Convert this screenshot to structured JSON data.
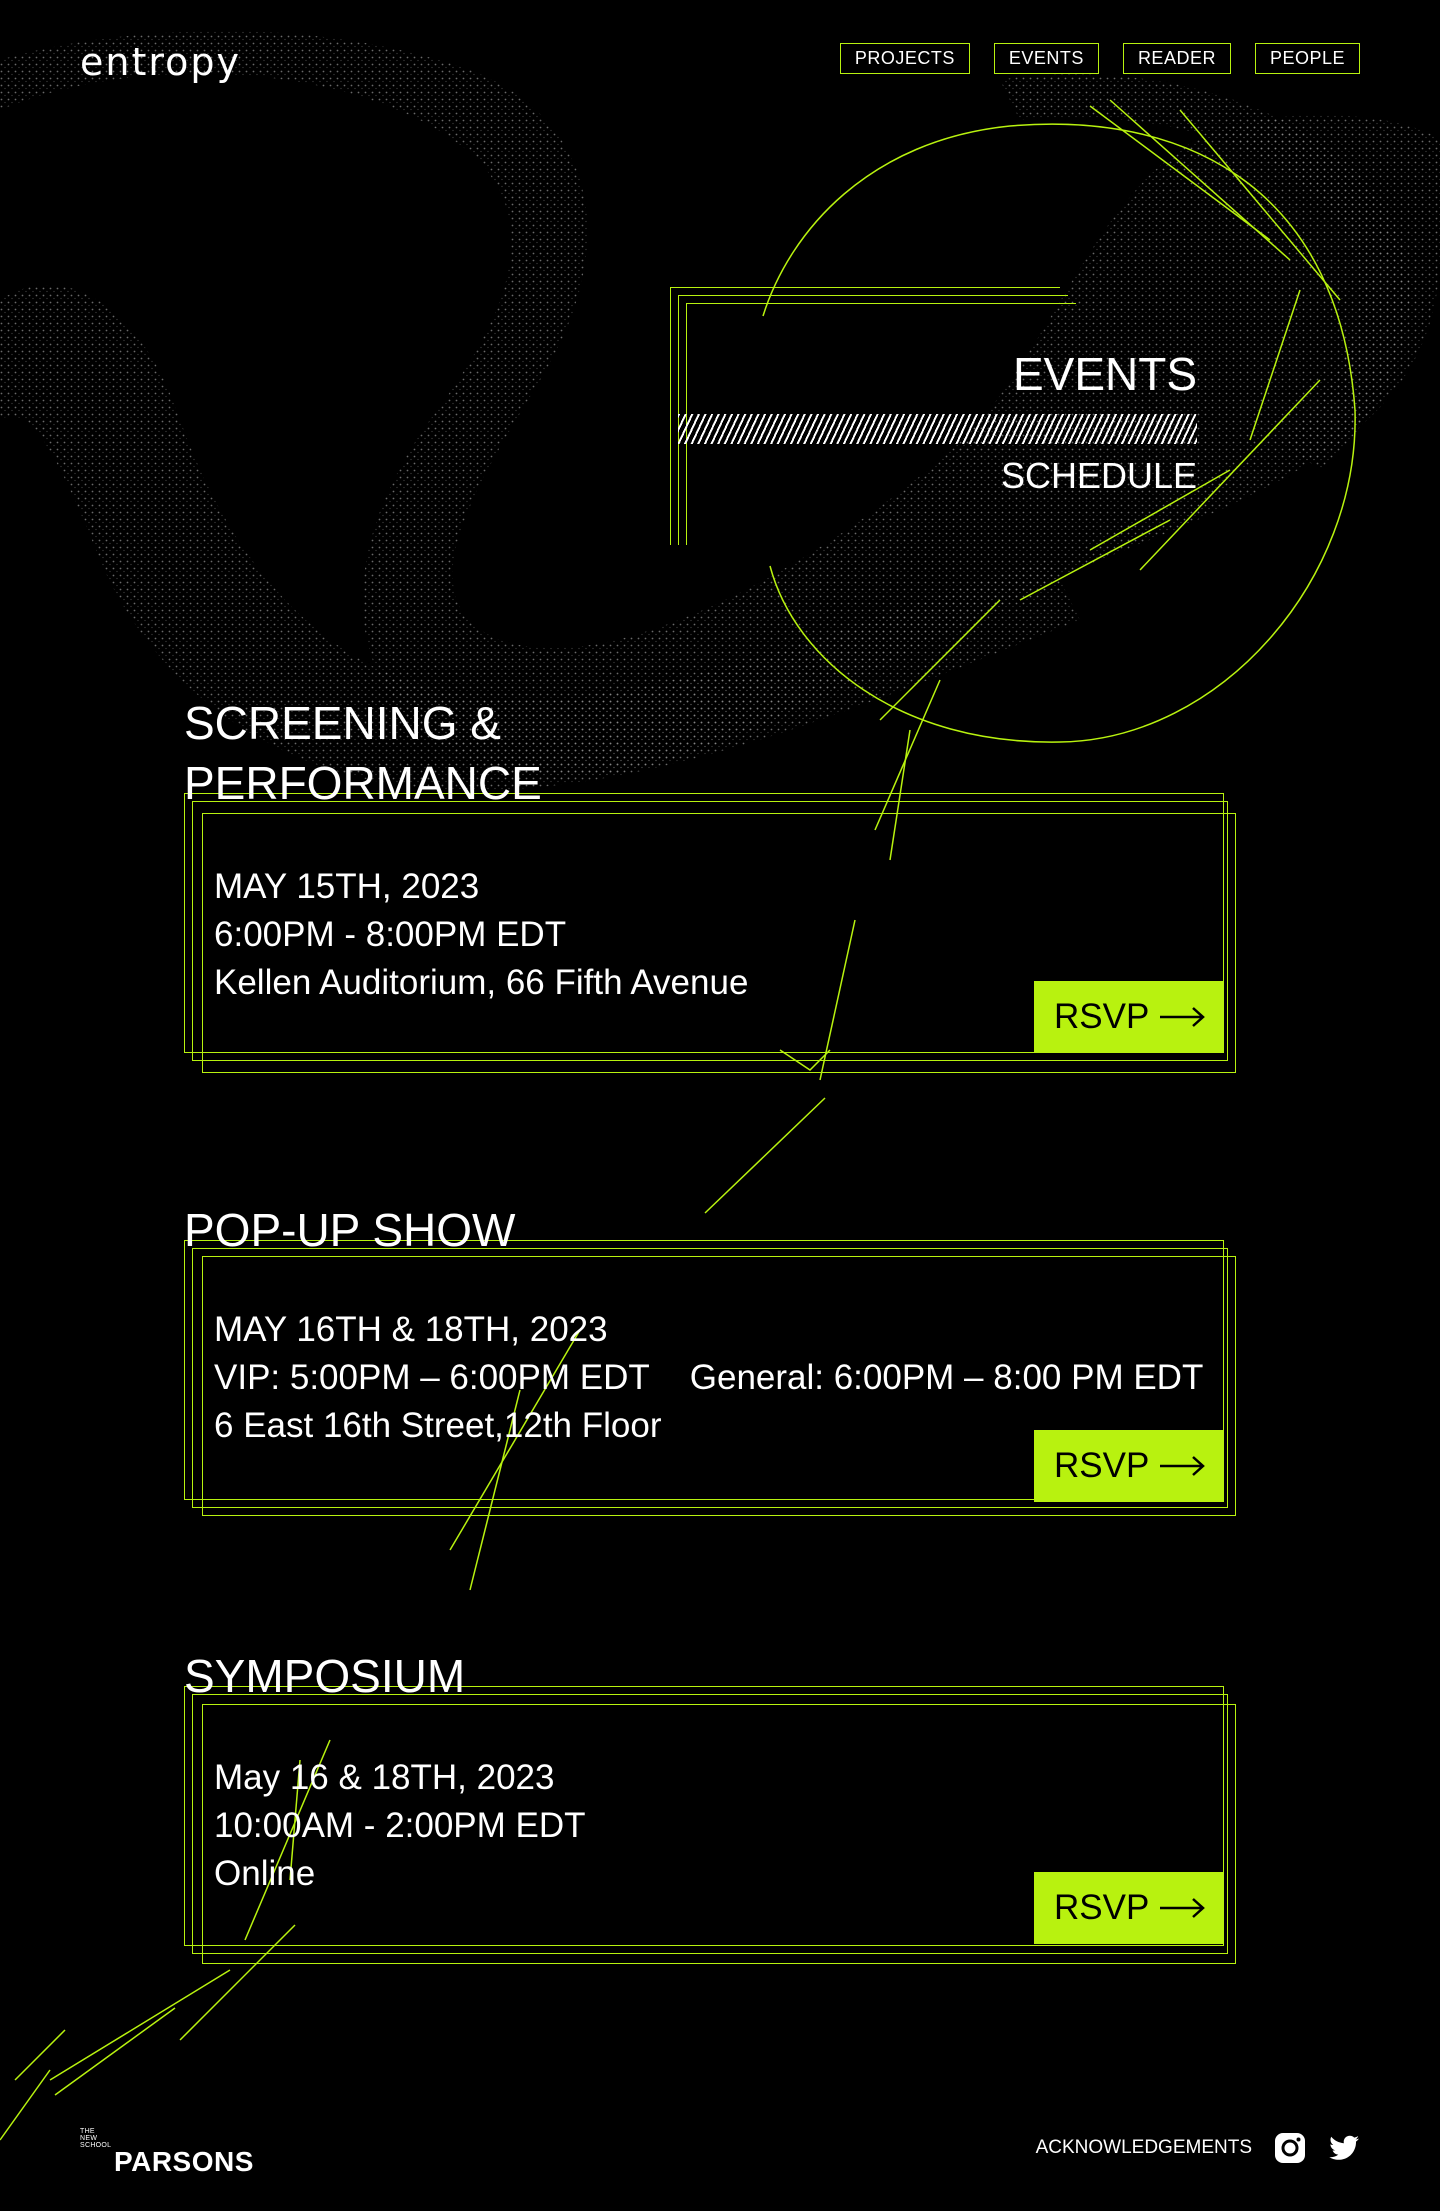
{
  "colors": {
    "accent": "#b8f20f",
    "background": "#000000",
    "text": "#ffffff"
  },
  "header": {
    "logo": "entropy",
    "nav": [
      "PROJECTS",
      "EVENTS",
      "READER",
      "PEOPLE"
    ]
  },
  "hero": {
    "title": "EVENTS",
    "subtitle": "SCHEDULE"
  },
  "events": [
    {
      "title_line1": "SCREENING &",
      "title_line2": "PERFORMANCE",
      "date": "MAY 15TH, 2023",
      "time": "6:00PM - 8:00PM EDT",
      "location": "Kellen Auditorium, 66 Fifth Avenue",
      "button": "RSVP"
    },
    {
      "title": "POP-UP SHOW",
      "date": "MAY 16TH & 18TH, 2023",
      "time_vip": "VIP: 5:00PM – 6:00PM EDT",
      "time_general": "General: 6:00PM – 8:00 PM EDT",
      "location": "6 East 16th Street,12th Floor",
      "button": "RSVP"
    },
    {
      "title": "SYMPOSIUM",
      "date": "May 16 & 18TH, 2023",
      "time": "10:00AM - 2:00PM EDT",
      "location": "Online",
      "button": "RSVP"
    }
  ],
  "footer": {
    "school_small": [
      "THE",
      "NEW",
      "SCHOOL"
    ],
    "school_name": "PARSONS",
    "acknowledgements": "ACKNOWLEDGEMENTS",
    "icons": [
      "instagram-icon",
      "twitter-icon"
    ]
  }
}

◆ ◆ ◆ ◆

Reproduce every entry exactly, but omit each picture.

Convert this screenshot to structured JSON data.
{
  "colors": {
    "accent": "#b8f20f",
    "background": "#000000",
    "text": "#ffffff"
  },
  "header": {
    "logo": "entropy",
    "nav": [
      "PROJECTS",
      "EVENTS",
      "READER",
      "PEOPLE"
    ]
  },
  "hero": {
    "title": "EVENTS",
    "subtitle": "SCHEDULE"
  },
  "events": [
    {
      "title_line1": "SCREENING &",
      "title_line2": "PERFORMANCE",
      "date": "MAY 15TH, 2023",
      "time": "6:00PM - 8:00PM EDT",
      "location": "Kellen Auditorium, 66 Fifth Avenue",
      "button": "RSVP"
    },
    {
      "title": "POP-UP SHOW",
      "date": "MAY 16TH & 18TH, 2023",
      "time_vip": "VIP: 5:00PM – 6:00PM EDT",
      "time_general": "General: 6:00PM – 8:00 PM EDT",
      "location": "6 East 16th Street,12th Floor",
      "button": "RSVP"
    },
    {
      "title": "SYMPOSIUM",
      "date": "May 16 & 18TH, 2023",
      "time": "10:00AM - 2:00PM EDT",
      "location": "Online",
      "button": "RSVP"
    }
  ],
  "footer": {
    "school_small": [
      "THE",
      "NEW",
      "SCHOOL"
    ],
    "school_name": "PARSONS",
    "acknowledgements": "ACKNOWLEDGEMENTS",
    "icons": [
      "instagram-icon",
      "twitter-icon"
    ]
  }
}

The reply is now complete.